(Items from a dataset)
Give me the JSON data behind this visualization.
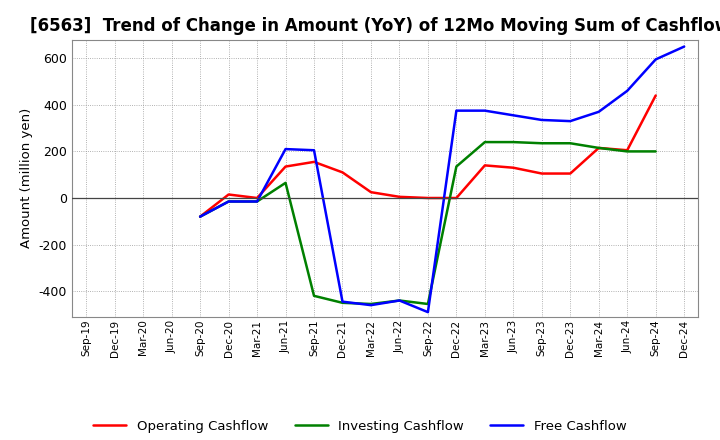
{
  "title": "[6563]  Trend of Change in Amount (YoY) of 12Mo Moving Sum of Cashflows",
  "ylabel": "Amount (million yen)",
  "background_color": "#ffffff",
  "grid_color": "#999999",
  "title_fontsize": 12,
  "x_labels": [
    "Sep-19",
    "Dec-19",
    "Mar-20",
    "Jun-20",
    "Sep-20",
    "Dec-20",
    "Mar-21",
    "Jun-21",
    "Sep-21",
    "Dec-21",
    "Mar-22",
    "Jun-22",
    "Sep-22",
    "Dec-22",
    "Mar-23",
    "Jun-23",
    "Sep-23",
    "Dec-23",
    "Mar-24",
    "Jun-24",
    "Sep-24",
    "Dec-24"
  ],
  "operating": [
    null,
    null,
    null,
    null,
    -80,
    15,
    0,
    135,
    155,
    110,
    25,
    5,
    0,
    0,
    140,
    130,
    105,
    105,
    215,
    205,
    440,
    null
  ],
  "investing": [
    null,
    null,
    null,
    null,
    -80,
    -15,
    -15,
    65,
    -420,
    -450,
    -455,
    -440,
    -455,
    135,
    240,
    240,
    235,
    235,
    215,
    200,
    200,
    null
  ],
  "free": [
    null,
    null,
    null,
    null,
    -80,
    -15,
    -15,
    210,
    205,
    -445,
    -460,
    -440,
    -490,
    375,
    375,
    355,
    335,
    330,
    370,
    460,
    595,
    650
  ],
  "operating_color": "#ff0000",
  "investing_color": "#008000",
  "free_color": "#0000ff",
  "ylim": [
    -510,
    680
  ],
  "yticks": [
    -400,
    -200,
    0,
    200,
    400,
    600
  ]
}
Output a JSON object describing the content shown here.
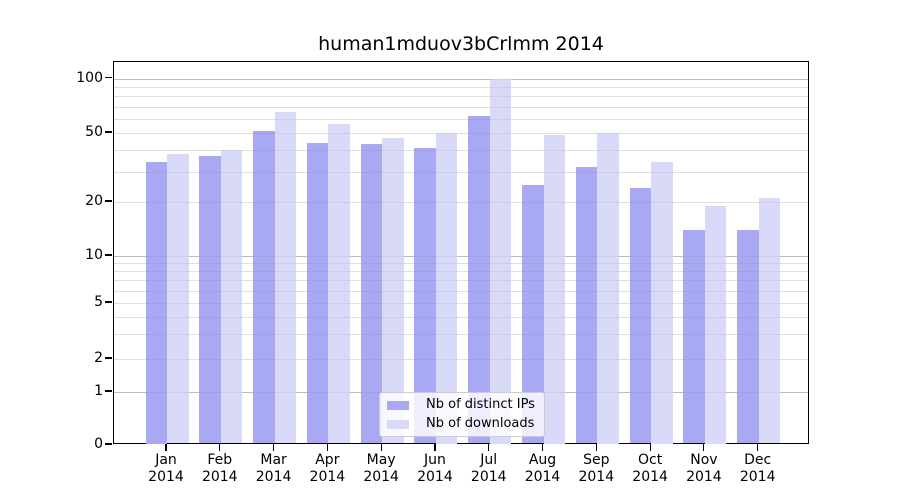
{
  "chart_data": {
    "type": "bar",
    "title": "human1mduov3bCrlmm 2014",
    "x_categories": [
      "Jan",
      "Feb",
      "Mar",
      "Apr",
      "May",
      "Jun",
      "Jul",
      "Aug",
      "Sep",
      "Oct",
      "Nov",
      "Dec"
    ],
    "x_year_label": "2014",
    "series": [
      {
        "name": "Nb of distinct IPs",
        "color": "#a9a9f3",
        "values": [
          34,
          37,
          51,
          44,
          43,
          41,
          62,
          25,
          32,
          24,
          14,
          14
        ]
      },
      {
        "name": "Nb of downloads",
        "color": "#d9d9f8",
        "values": [
          38,
          40,
          65,
          56,
          47,
          50,
          100,
          49,
          50,
          34,
          19,
          21
        ]
      }
    ],
    "yscale": "symlog",
    "yticks": [
      0,
      1,
      2,
      5,
      10,
      20,
      50,
      100
    ],
    "y_minor_gridlines": [
      2,
      3,
      4,
      5,
      6,
      7,
      8,
      9,
      20,
      30,
      40,
      50,
      60,
      70,
      80,
      90
    ],
    "y_major_gridlines": [
      1,
      10,
      100
    ],
    "ylim": [
      0,
      112
    ],
    "grid": true,
    "legend": {
      "position": "lower-center-inside",
      "labels": [
        "Nb of distinct IPs",
        "Nb of downloads"
      ]
    }
  },
  "colors": {
    "bar_distinct_ips": "#a9a9f3",
    "bar_downloads": "#d9d9f8",
    "grid_major": "#c6c6c6",
    "grid_minor": "#ebebeb",
    "spine": "#000000",
    "legend_border": "#cccccc",
    "background": "#ffffff"
  }
}
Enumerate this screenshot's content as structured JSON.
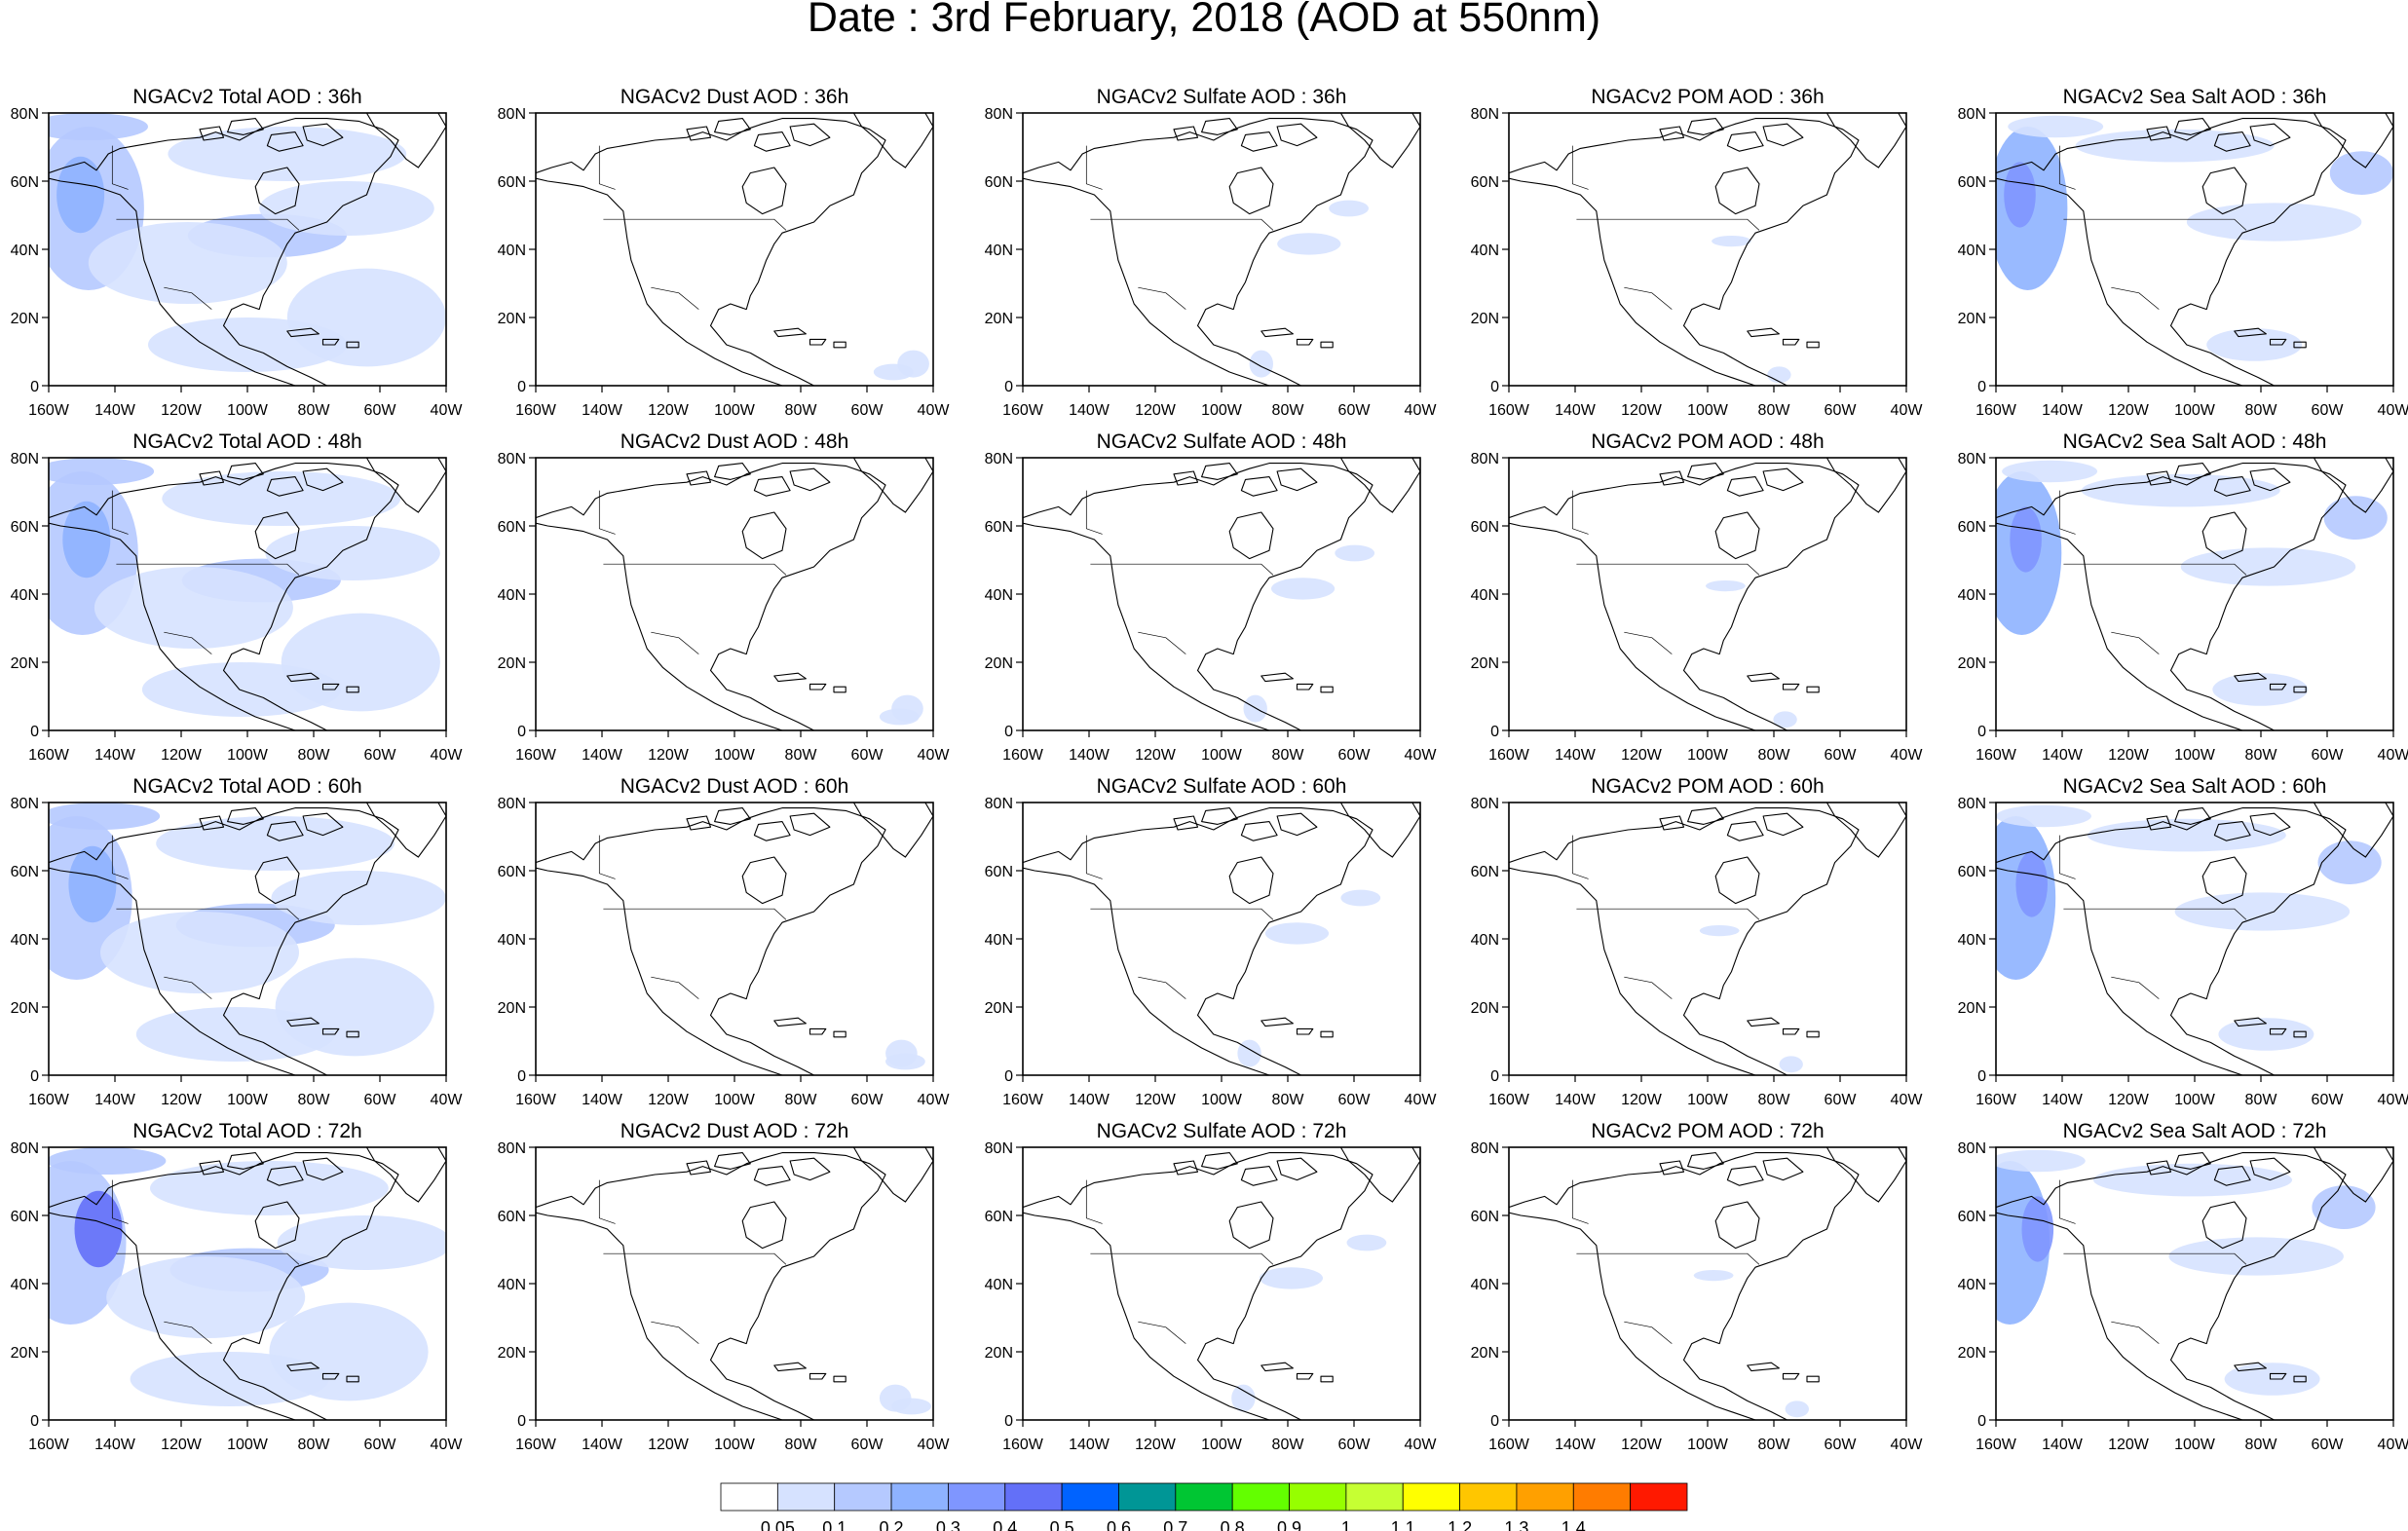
{
  "title": "Date : 3rd February, 2018 (AOD at 550nm)",
  "columns": [
    {
      "name": "total",
      "titles": [
        "NGACv2 Total AOD : 36h",
        "NGACv2 Total AOD : 48h",
        "NGACv2 Total AOD : 60h",
        "NGACv2 Total AOD : 72h"
      ],
      "intensity": 1.0
    },
    {
      "name": "dust",
      "titles": [
        "NGACv2 Dust AOD : 36h",
        "NGACv2 Dust AOD : 48h",
        "NGACv2 Dust AOD : 60h",
        "NGACv2 Dust AOD : 72h"
      ],
      "intensity": 0.08
    },
    {
      "name": "sulfate",
      "titles": [
        "NGACv2 Sulfate AOD : 36h",
        "NGACv2 Sulfate AOD : 48h",
        "NGACv2 Sulfate AOD : 60h",
        "NGACv2 Sulfate AOD : 72h"
      ],
      "intensity": 0.12
    },
    {
      "name": "pom",
      "titles": [
        "NGACv2 POM AOD : 36h",
        "NGACv2 POM AOD : 48h",
        "NGACv2 POM AOD : 60h",
        "NGACv2 POM AOD : 72h"
      ],
      "intensity": 0.07
    },
    {
      "name": "seasalt",
      "titles": [
        "NGACv2 Sea Salt AOD : 36h",
        "NGACv2 Sea Salt AOD : 48h",
        "NGACv2 Sea Salt AOD : 60h",
        "NGACv2 Sea Salt  AOD : 72h"
      ],
      "intensity": 0.8
    }
  ],
  "lat_ticks": [
    "0",
    "20N",
    "40N",
    "60N",
    "80N"
  ],
  "lon_ticks": [
    "160W",
    "140W",
    "120W",
    "100W",
    "80W",
    "60W",
    "40W"
  ],
  "map_extent": {
    "lon": [
      -160,
      -40
    ],
    "lat": [
      0,
      80
    ]
  },
  "colorbar": {
    "colors": [
      "#ffffff",
      "#d6e2ff",
      "#b5c9ff",
      "#8eb2ff",
      "#7f96ff",
      "#6370f8",
      "#0063ff",
      "#009696",
      "#00c633",
      "#63ff00",
      "#96ff00",
      "#c6ff33",
      "#ffff00",
      "#ffc600",
      "#ffa000",
      "#ff7c00",
      "#ff1900"
    ],
    "labels": [
      "0.05",
      "0.1",
      "0.2",
      "0.3",
      "0.4",
      "0.5",
      "0.6",
      "0.7",
      "0.8",
      "0.9",
      "1",
      "1.1",
      "1.2",
      "1.3",
      "1.4"
    ]
  }
}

What to do: Leave out the pictures and return every record word for word.

Finished task:
Give me the JSON data behind this visualization.
{
  "title": "[6563]  Trend of Change in Amount (YoY) of 12Mo Moving Sum of Cashflows",
  "ylabel": "Amount (million yen)",
  "background_color": "#ffffff",
  "grid_color": "#999999",
  "title_fontsize": 12,
  "x_labels": [
    "Sep-19",
    "Dec-19",
    "Mar-20",
    "Jun-20",
    "Sep-20",
    "Dec-20",
    "Mar-21",
    "Jun-21",
    "Sep-21",
    "Dec-21",
    "Mar-22",
    "Jun-22",
    "Sep-22",
    "Dec-22",
    "Mar-23",
    "Jun-23",
    "Sep-23",
    "Dec-23",
    "Mar-24",
    "Jun-24",
    "Sep-24",
    "Dec-24"
  ],
  "operating": [
    null,
    null,
    null,
    null,
    -80,
    15,
    0,
    135,
    155,
    110,
    25,
    5,
    0,
    0,
    140,
    130,
    105,
    105,
    215,
    205,
    440,
    null
  ],
  "investing": [
    null,
    null,
    null,
    null,
    -80,
    -15,
    -15,
    65,
    -420,
    -450,
    -455,
    -440,
    -455,
    135,
    240,
    240,
    235,
    235,
    215,
    200,
    200,
    null
  ],
  "free": [
    null,
    null,
    null,
    null,
    -80,
    -15,
    -15,
    210,
    205,
    -445,
    -460,
    -440,
    -490,
    375,
    375,
    355,
    335,
    330,
    370,
    460,
    595,
    650
  ],
  "operating_color": "#ff0000",
  "investing_color": "#008000",
  "free_color": "#0000ff",
  "ylim": [
    -510,
    680
  ],
  "yticks": [
    -400,
    -200,
    0,
    200,
    400,
    600
  ]
}
Output a JSON object describing the content shown here.
{
  "chart_data": {
    "type": "bar",
    "title": "human1mduov3bCrlmm 2014",
    "x_categories": [
      "Jan",
      "Feb",
      "Mar",
      "Apr",
      "May",
      "Jun",
      "Jul",
      "Aug",
      "Sep",
      "Oct",
      "Nov",
      "Dec"
    ],
    "x_year_label": "2014",
    "series": [
      {
        "name": "Nb of distinct IPs",
        "color": "#a9a9f3",
        "values": [
          34,
          37,
          51,
          44,
          43,
          41,
          62,
          25,
          32,
          24,
          14,
          14
        ]
      },
      {
        "name": "Nb of downloads",
        "color": "#d9d9f8",
        "values": [
          38,
          40,
          65,
          56,
          47,
          50,
          100,
          49,
          50,
          34,
          19,
          21
        ]
      }
    ],
    "yscale": "symlog",
    "yticks": [
      0,
      1,
      2,
      5,
      10,
      20,
      50,
      100
    ],
    "y_minor_gridlines": [
      2,
      3,
      4,
      5,
      6,
      7,
      8,
      9,
      20,
      30,
      40,
      50,
      60,
      70,
      80,
      90
    ],
    "y_major_gridlines": [
      1,
      10,
      100
    ],
    "ylim": [
      0,
      112
    ],
    "grid": true,
    "legend": {
      "position": "lower-center-inside",
      "labels": [
        "Nb of distinct IPs",
        "Nb of downloads"
      ]
    }
  },
  "colors": {
    "bar_distinct_ips": "#a9a9f3",
    "bar_downloads": "#d9d9f8",
    "grid_major": "#c6c6c6",
    "grid_minor": "#ebebeb",
    "spine": "#000000",
    "legend_border": "#cccccc",
    "background": "#ffffff"
  }
}
Enumerate this screenshot's content as structured JSON.
{
  "title": "Date : 3rd February, 2018 (AOD at 550nm)",
  "columns": [
    {
      "name": "total",
      "titles": [
        "NGACv2 Total AOD : 36h",
        "NGACv2 Total AOD : 48h",
        "NGACv2 Total AOD : 60h",
        "NGACv2 Total AOD : 72h"
      ],
      "intensity": 1.0
    },
    {
      "name": "dust",
      "titles": [
        "NGACv2 Dust AOD : 36h",
        "NGACv2 Dust AOD : 48h",
        "NGACv2 Dust AOD : 60h",
        "NGACv2 Dust AOD : 72h"
      ],
      "intensity": 0.08
    },
    {
      "name": "sulfate",
      "titles": [
        "NGACv2 Sulfate AOD : 36h",
        "NGACv2 Sulfate AOD : 48h",
        "NGACv2 Sulfate AOD : 60h",
        "NGACv2 Sulfate AOD : 72h"
      ],
      "intensity": 0.12
    },
    {
      "name": "pom",
      "titles": [
        "NGACv2 POM AOD : 36h",
        "NGACv2 POM AOD : 48h",
        "NGACv2 POM AOD : 60h",
        "NGACv2 POM AOD : 72h"
      ],
      "intensity": 0.07
    },
    {
      "name": "seasalt",
      "titles": [
        "NGACv2 Sea Salt AOD : 36h",
        "NGACv2 Sea Salt AOD : 48h",
        "NGACv2 Sea Salt AOD : 60h",
        "NGACv2 Sea Salt  AOD : 72h"
      ],
      "intensity": 0.8
    }
  ],
  "lat_ticks": [
    "0",
    "20N",
    "40N",
    "60N",
    "80N"
  ],
  "lon_ticks": [
    "160W",
    "140W",
    "120W",
    "100W",
    "80W",
    "60W",
    "40W"
  ],
  "map_extent": {
    "lon": [
      -160,
      -40
    ],
    "lat": [
      0,
      80
    ]
  },
  "colorbar": {
    "colors": [
      "#ffffff",
      "#d6e2ff",
      "#b5c9ff",
      "#8eb2ff",
      "#7f96ff",
      "#6370f8",
      "#0063ff",
      "#009696",
      "#00c633",
      "#63ff00",
      "#96ff00",
      "#c6ff33",
      "#ffff00",
      "#ffc600",
      "#ffa000",
      "#ff7c00",
      "#ff1900"
    ],
    "labels": [
      "0.05",
      "0.1",
      "0.2",
      "0.3",
      "0.4",
      "0.5",
      "0.6",
      "0.7",
      "0.8",
      "0.9",
      "1",
      "1.1",
      "1.2",
      "1.3",
      "1.4"
    ]
  }
}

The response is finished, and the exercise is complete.